Task goal
Copy out each line of the listing that has the word "power" in it.

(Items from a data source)
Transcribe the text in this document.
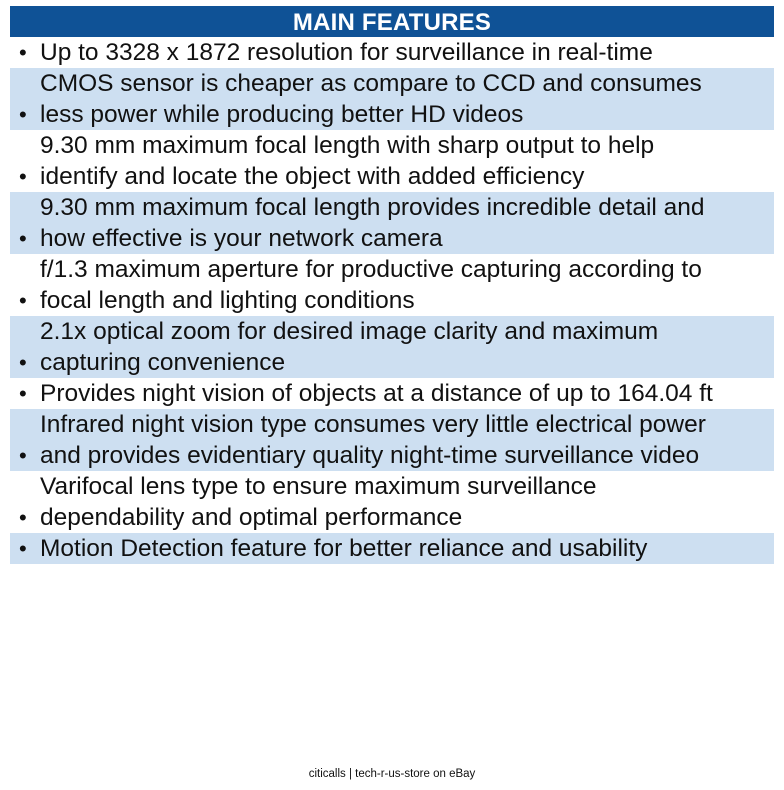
MAIN FEATURES
• Up to 3328 x 1872 resolution for surveillance in real-time
•
CMOS sensor is cheaper as compare to CCD and consumes
less power while producing better HD videos
•
9.30 mm maximum focal length with sharp output to help
identify and locate the object with added efficiency
•
9.30 mm maximum focal length provides incredible detail and
how effective is your network camera
•
f/1.3 maximum aperture for productive capturing according to
focal length and lighting conditions
•
2.1x optical zoom for desired image clarity and maximum
capturing convenience
• Provides night vision of objects at a distance of up to 164.04 ft
•
Infrared night vision type consumes very little electrical power
and provides evidentiary quality night-time surveillance video
•
Varifocal lens type to ensure maximum surveillance
dependability and optimal performance
• Motion Detection feature for better reliance and usability
citicalls | tech-r-us-store on eBay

Written response
less power while producing better HD videos
Infrared night vision type consumes very little electrical power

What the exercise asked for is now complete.